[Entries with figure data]
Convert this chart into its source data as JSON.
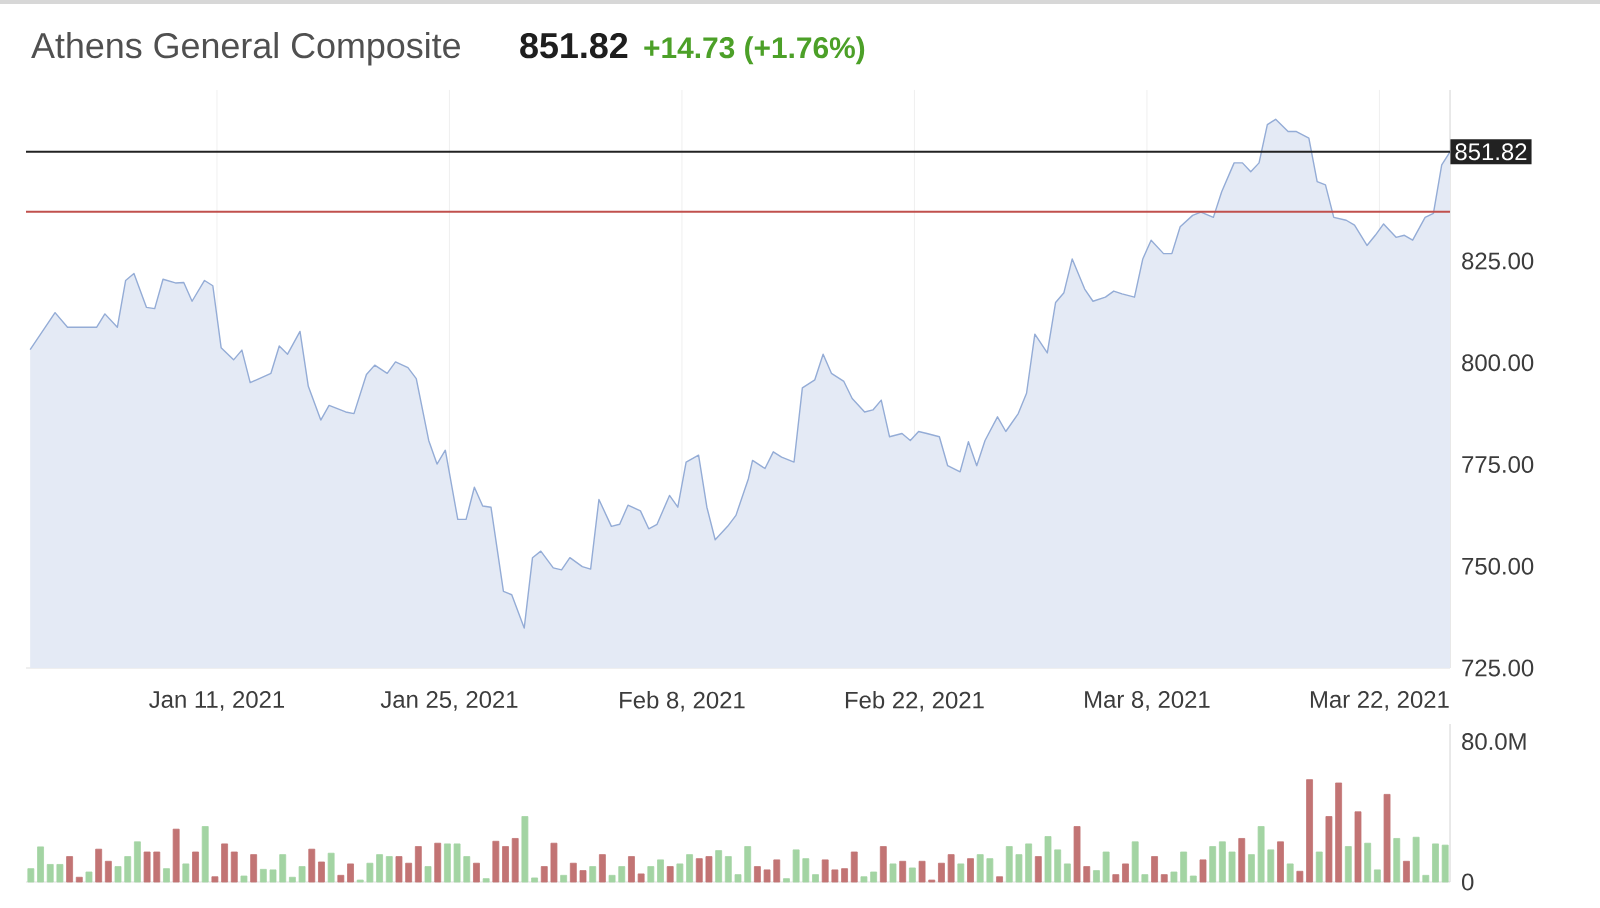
{
  "chart_data": [
    {
      "type": "area",
      "title": "Athens General Composite",
      "subtitle": "851.82",
      "annotations": [
        "+14.73  (+1.76%)"
      ],
      "color": "#94acd6",
      "grid": "x",
      "xlim": [
        "2020-12-30T12:00",
        "2021-03-26T06:00"
      ],
      "ylim": [
        725,
        867
      ],
      "xticks": [
        {
          "value": "2021-01-11",
          "label": "Jan 11, 2021"
        },
        {
          "value": "2021-01-25",
          "label": "Jan 25, 2021"
        },
        {
          "value": "2021-02-08",
          "label": "Feb 8, 2021"
        },
        {
          "value": "2021-02-22",
          "label": "Feb 22, 2021"
        },
        {
          "value": "2021-03-08",
          "label": "Mar 8, 2021"
        },
        {
          "value": "2021-03-22",
          "label": "Mar 22, 2021"
        }
      ],
      "yticks": [
        {
          "value": 725,
          "label": "725.00"
        },
        {
          "value": 750,
          "label": "750.00"
        },
        {
          "value": 775,
          "label": "775.00"
        },
        {
          "value": 800,
          "label": "800.00"
        },
        {
          "value": 825,
          "label": "825.00"
        }
      ],
      "ref_lines": [
        {
          "axis": "y",
          "value": 851.82,
          "label": "851.82",
          "color": "#222222"
        },
        {
          "axis": "y",
          "value": 837.1,
          "color": "#c0504d"
        }
      ],
      "x": [
        "2020-12-30T18:00",
        "2021-01-01T06:00",
        "2021-01-02T00:00",
        "2021-01-03T18:00",
        "2021-01-04T06:00",
        "2021-01-05T00:00",
        "2021-01-05T12:00",
        "2021-01-06T00:00",
        "2021-01-06T18:00",
        "2021-01-07T06:00",
        "2021-01-07T18:00",
        "2021-01-08T12:00",
        "2021-01-09T00:00",
        "2021-01-09T12:00",
        "2021-01-10T06:00",
        "2021-01-10T18:00",
        "2021-01-11T06:00",
        "2021-01-12T00:00",
        "2021-01-12T12:00",
        "2021-01-13T00:00",
        "2021-01-14T06:00",
        "2021-01-14T18:00",
        "2021-01-15T06:00",
        "2021-01-16T00:00",
        "2021-01-16T12:00",
        "2021-01-17T06:00",
        "2021-01-17T18:00",
        "2021-01-18T18:00",
        "2021-01-19T06:00",
        "2021-01-20T00:00",
        "2021-01-20T12:00",
        "2021-01-21T06:00",
        "2021-01-21T18:00",
        "2021-01-22T12:00",
        "2021-01-23T00:00",
        "2021-01-23T18:00",
        "2021-01-24T06:00",
        "2021-01-24T18:00",
        "2021-01-25T12:00",
        "2021-01-26T00:00",
        "2021-01-26T12:00",
        "2021-01-27T00:00",
        "2021-01-27T12:00",
        "2021-01-28T06:00",
        "2021-01-28T18:00",
        "2021-01-29T12:00",
        "2021-01-30T00:00",
        "2021-01-30T12:00",
        "2021-01-31T06:00",
        "2021-01-31T18:00",
        "2021-02-01T06:00",
        "2021-02-02T00:00",
        "2021-02-02T12:00",
        "2021-02-03T00:00",
        "2021-02-03T18:00",
        "2021-02-04T06:00",
        "2021-02-04T18:00",
        "2021-02-05T12:00",
        "2021-02-06T00:00",
        "2021-02-06T12:00",
        "2021-02-07T06:00",
        "2021-02-07T18:00",
        "2021-02-08T06:00",
        "2021-02-09T00:00",
        "2021-02-09T12:00",
        "2021-02-10T00:00",
        "2021-02-10T18:00",
        "2021-02-11T06:00",
        "2021-02-12T00:00",
        "2021-02-12T06:00",
        "2021-02-13T00:00",
        "2021-02-13T12:00",
        "2021-02-14T00:00",
        "2021-02-14T18:00",
        "2021-02-15T06:00",
        "2021-02-16T00:00",
        "2021-02-16T12:00",
        "2021-02-17T00:00",
        "2021-02-17T18:00",
        "2021-02-18T06:00",
        "2021-02-19T00:00",
        "2021-02-19T12:00",
        "2021-02-20T00:00",
        "2021-02-20T12:00",
        "2021-02-21T06:00",
        "2021-02-21T18:00",
        "2021-02-22T06:00",
        "2021-02-22T18:00",
        "2021-02-23T12:00",
        "2021-02-24T00:00",
        "2021-02-24T18:00",
        "2021-02-25T06:00",
        "2021-02-25T18:00",
        "2021-02-26T06:00",
        "2021-02-27T00:00",
        "2021-02-27T12:00",
        "2021-02-28T06:00",
        "2021-02-28T18:00",
        "2021-03-01T06:00",
        "2021-03-02T00:00",
        "2021-03-02T12:00",
        "2021-03-03T00:00",
        "2021-03-03T12:00",
        "2021-03-04T06:00",
        "2021-03-04T18:00",
        "2021-03-05T12:00",
        "2021-03-06T00:00",
        "2021-03-06T12:00",
        "2021-03-07T06:00",
        "2021-03-07T18:00",
        "2021-03-08T06:00",
        "2021-03-09T00:00",
        "2021-03-09T12:00",
        "2021-03-10T00:00",
        "2021-03-10T18:00",
        "2021-03-11T06:00",
        "2021-03-12T00:00",
        "2021-03-12T12:00",
        "2021-03-13T06:00",
        "2021-03-13T18:00",
        "2021-03-14T06:00",
        "2021-03-14T18:00",
        "2021-03-15T06:00",
        "2021-03-15T18:00",
        "2021-03-16T12:00",
        "2021-03-17T00:00",
        "2021-03-17T18:00",
        "2021-03-18T06:00",
        "2021-03-18T18:00",
        "2021-03-19T06:00",
        "2021-03-20T00:00",
        "2021-03-20T12:00",
        "2021-03-21T06:00",
        "2021-03-21T18:00",
        "2021-03-22T06:00",
        "2021-03-23T00:00",
        "2021-03-23T12:00",
        "2021-03-24T00:00",
        "2021-03-24T18:00",
        "2021-03-25T06:00",
        "2021-03-25T18:00",
        "2021-03-26T06:00"
      ],
      "values": [
        803.2,
        812.3,
        808.7,
        808.7,
        812.0,
        808.7,
        820.2,
        821.9,
        813.6,
        813.3,
        820.5,
        819.6,
        819.7,
        815.1,
        820.2,
        818.9,
        803.7,
        800.7,
        803.1,
        795.1,
        797.4,
        804.1,
        802.1,
        807.7,
        794.2,
        785.9,
        789.5,
        787.9,
        787.5,
        797.1,
        799.4,
        797.4,
        800.2,
        798.8,
        796.1,
        780.9,
        775.1,
        778.5,
        761.5,
        761.5,
        769.4,
        764.8,
        764.5,
        743.8,
        743.0,
        734.8,
        752.1,
        753.7,
        749.6,
        749.1,
        752.1,
        749.9,
        749.3,
        766.4,
        759.8,
        760.3,
        765.0,
        763.6,
        759.2,
        760.3,
        767.4,
        764.5,
        775.6,
        777.3,
        764.5,
        756.5,
        759.8,
        762.5,
        771.5,
        776.0,
        774.0,
        778.1,
        776.8,
        775.6,
        793.8,
        795.8,
        802.1,
        797.4,
        795.4,
        791.2,
        787.9,
        788.4,
        790.8,
        781.8,
        782.6,
        780.9,
        783.1,
        782.6,
        781.8,
        774.7,
        773.2,
        780.6,
        774.7,
        780.9,
        786.7,
        783.1,
        787.5,
        792.5,
        807.0,
        802.4,
        814.8,
        817.2,
        825.5,
        818.1,
        815.1,
        816.1,
        817.6,
        816.9,
        816.1,
        825.5,
        830.1,
        826.8,
        826.8,
        833.4,
        836.2,
        837.0,
        835.7,
        842.0,
        849.1,
        849.1,
        846.9,
        849.1,
        858.5,
        859.8,
        856.8,
        856.8,
        855.2,
        844.5,
        843.7,
        835.7,
        835.0,
        833.8,
        828.8,
        831.3,
        834.1,
        830.8,
        831.3,
        830.1,
        835.7,
        836.7,
        848.6,
        851.82
      ]
    },
    {
      "type": "bar",
      "tick_labels": "y",
      "ylim": [
        0,
        90
      ],
      "yticks": [
        0,
        {
          "value": 80,
          "label": "80.0M"
        }
      ],
      "categories": [
        null,
        null,
        null,
        null,
        null,
        null,
        null,
        null,
        null,
        null,
        null,
        null,
        null,
        null,
        null,
        null,
        null,
        null,
        null,
        null,
        null,
        null,
        null,
        null,
        null,
        null,
        null,
        null,
        null,
        null,
        null,
        null,
        null,
        null,
        null,
        null,
        null,
        null,
        null,
        null,
        null,
        null,
        null,
        null,
        null,
        null,
        null,
        null,
        null,
        null,
        null,
        null,
        null,
        null,
        null,
        null,
        null,
        null,
        null,
        null,
        null,
        null,
        null,
        null,
        null,
        null,
        null,
        null,
        null,
        null,
        null,
        null,
        null,
        null,
        null,
        null,
        null,
        null,
        null,
        null,
        null,
        null,
        null,
        null,
        null,
        null,
        null,
        null,
        null,
        null,
        null,
        null,
        null,
        null,
        null,
        null,
        null,
        null,
        null,
        null,
        null,
        null,
        null,
        null,
        null,
        null,
        null,
        null,
        null,
        null,
        null,
        null,
        null,
        null,
        null,
        null,
        null,
        null,
        null,
        null,
        null,
        null,
        null,
        null,
        null,
        null,
        null,
        null,
        null,
        null,
        null,
        null,
        null,
        null,
        null,
        null,
        null,
        null,
        null,
        null,
        null,
        null,
        null,
        null,
        null,
        null,
        null
      ],
      "values": [
        7.6,
        20,
        10,
        10,
        14.5,
        2.7,
        5.7,
        18.7,
        11.8,
        8.8,
        14.5,
        22.9,
        17.1,
        17.1,
        7.6,
        30.1,
        10.3,
        17.1,
        31.6,
        3.0,
        21.7,
        17.1,
        3.4,
        15.6,
        7.2,
        6.9,
        15.6,
        2.7,
        8.8,
        18.7,
        11.4,
        16.4,
        3.8,
        10.3,
        1.1,
        10.7,
        15.6,
        14.5,
        14.5,
        10.7,
        20.2,
        8.8,
        22.1,
        21.7,
        21.7,
        14.5,
        10.7,
        1.9,
        23.2,
        20.2,
        24.8,
        37.3,
        2.3,
        8.8,
        22.1,
        3.8,
        10.7,
        6.5,
        8.8,
        15.6,
        3.8,
        8.8,
        14.5,
        4.6,
        8.8,
        12.6,
        8.8,
        10.3,
        15.6,
        13.3,
        14.5,
        17.9,
        14.5,
        4.2,
        20.2,
        8.8,
        6.9,
        12.6,
        1.9,
        18.3,
        13.3,
        4.2,
        12.6,
        6.9,
        7.6,
        17.1,
        3.0,
        5.7,
        20.2,
        10.3,
        11.8,
        8.0,
        11.8,
        1.1,
        10.7,
        15.6,
        10.3,
        13.3,
        15.6,
        13.3,
        3.0,
        20.2,
        15.6,
        21.7,
        14.5,
        25.9,
        18.3,
        10.3,
        31.6,
        8.8,
        6.5,
        17.1,
        4.2,
        10.3,
        22.9,
        4.2,
        14.5,
        4.2,
        5.7,
        17.1,
        3.4,
        12.6,
        20.2,
        22.9,
        17.1,
        24.8,
        15.6,
        31.6,
        18.3,
        22.9,
        10.3,
        6.1,
        58.3,
        17.1,
        37.3,
        56.4,
        20.2,
        40.0,
        22.1,
        6.9,
        49.9,
        24.8,
        11.8,
        25.5,
        3.8,
        21.7,
        21.0
      ],
      "colors": [
        "#a3d4a3",
        "#a3d4a3",
        "#a3d4a3",
        "#a3d4a3",
        "#c27474",
        "#c27474",
        "#a3d4a3",
        "#c27474",
        "#c27474",
        "#a3d4a3",
        "#a3d4a3",
        "#a3d4a3",
        "#c27474",
        "#c27474",
        "#a3d4a3",
        "#c27474",
        "#a3d4a3",
        "#c27474",
        "#a3d4a3",
        "#c27474",
        "#c27474",
        "#c27474",
        "#a3d4a3",
        "#c27474",
        "#a3d4a3",
        "#a3d4a3",
        "#a3d4a3",
        "#a3d4a3",
        "#a3d4a3",
        "#c27474",
        "#c27474",
        "#a3d4a3",
        "#c27474",
        "#c27474",
        "#a3d4a3",
        "#a3d4a3",
        "#a3d4a3",
        "#a3d4a3",
        "#c27474",
        "#c27474",
        "#c27474",
        "#a3d4a3",
        "#c27474",
        "#a3d4a3",
        "#a3d4a3",
        "#a3d4a3",
        "#c27474",
        "#a3d4a3",
        "#c27474",
        "#c27474",
        "#c27474",
        "#a3d4a3",
        "#a3d4a3",
        "#c27474",
        "#c27474",
        "#a3d4a3",
        "#c27474",
        "#c27474",
        "#a3d4a3",
        "#c27474",
        "#a3d4a3",
        "#a3d4a3",
        "#c27474",
        "#c27474",
        "#a3d4a3",
        "#a3d4a3",
        "#c27474",
        "#a3d4a3",
        "#a3d4a3",
        "#c27474",
        "#c27474",
        "#a3d4a3",
        "#a3d4a3",
        "#a3d4a3",
        "#a3d4a3",
        "#c27474",
        "#c27474",
        "#c27474",
        "#a3d4a3",
        "#a3d4a3",
        "#a3d4a3",
        "#a3d4a3",
        "#c27474",
        "#c27474",
        "#c27474",
        "#c27474",
        "#a3d4a3",
        "#a3d4a3",
        "#c27474",
        "#a3d4a3",
        "#c27474",
        "#a3d4a3",
        "#c27474",
        "#c27474",
        "#c27474",
        "#c27474",
        "#a3d4a3",
        "#c27474",
        "#a3d4a3",
        "#a3d4a3",
        "#c27474",
        "#a3d4a3",
        "#a3d4a3",
        "#a3d4a3",
        "#c27474",
        "#a3d4a3",
        "#a3d4a3",
        "#a3d4a3",
        "#c27474",
        "#c27474",
        "#a3d4a3",
        "#a3d4a3",
        "#c27474",
        "#c27474",
        "#a3d4a3",
        "#a3d4a3",
        "#c27474",
        "#c27474",
        "#a3d4a3",
        "#a3d4a3",
        "#a3d4a3",
        "#c27474",
        "#a3d4a3",
        "#a3d4a3",
        "#a3d4a3",
        "#c27474",
        "#a3d4a3",
        "#a3d4a3",
        "#a3d4a3",
        "#c27474",
        "#a3d4a3",
        "#c27474",
        "#c27474",
        "#a3d4a3",
        "#c27474",
        "#c27474",
        "#a3d4a3",
        "#c27474",
        "#a3d4a3",
        "#a3d4a3",
        "#c27474",
        "#a3d4a3",
        "#c27474",
        "#a3d4a3",
        "#a3d4a3",
        "#a3d4a3",
        "#a3d4a3"
      ]
    }
  ]
}
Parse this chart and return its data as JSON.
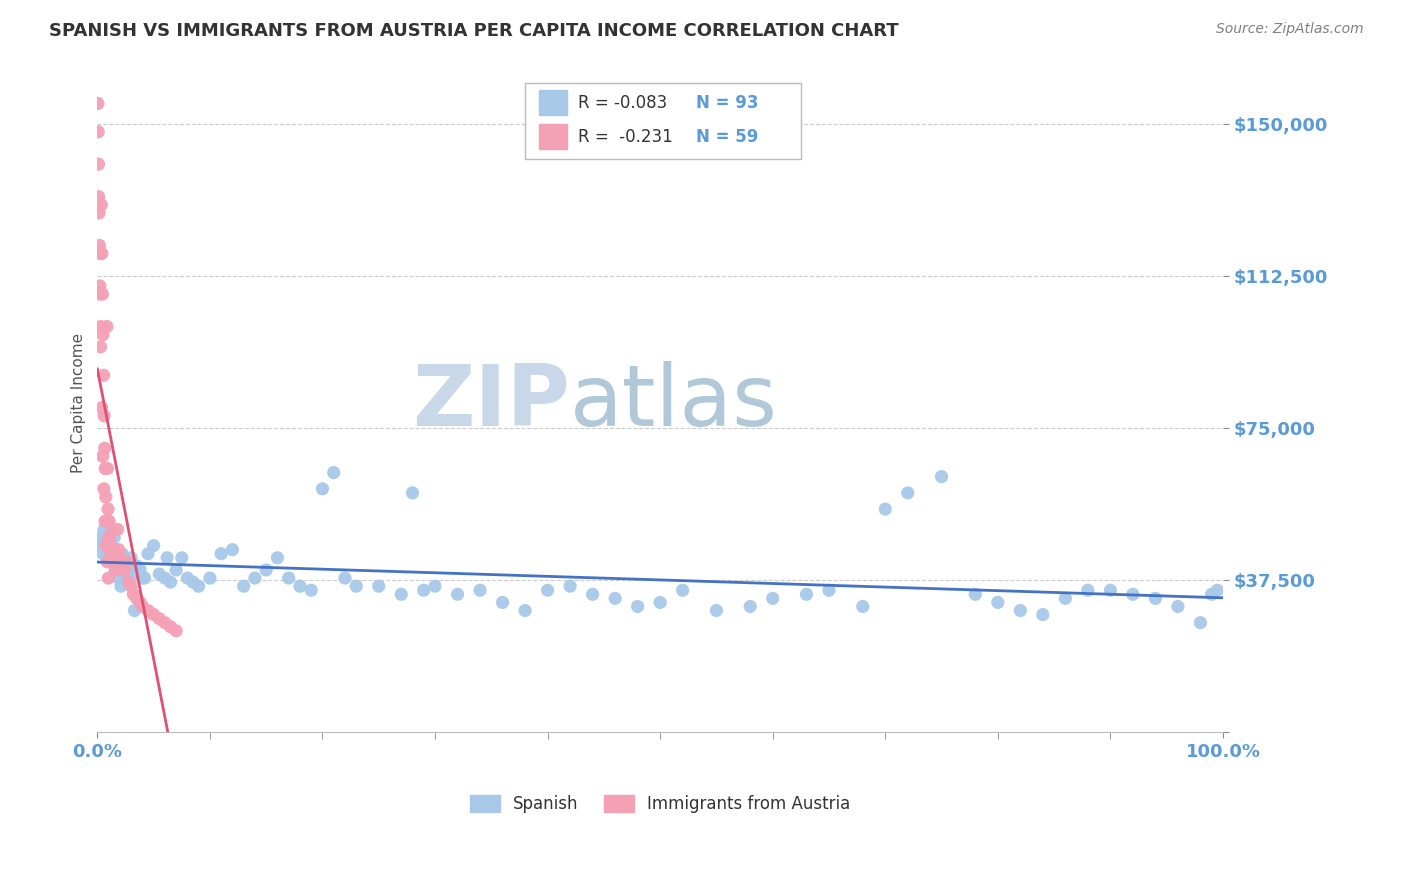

== Exercise ==
Copy out every line of the listing that includes the string "this".

== Reply to the task ==
Convert this chart into its source data as JSON.
Parse this chart and return its data as JSON.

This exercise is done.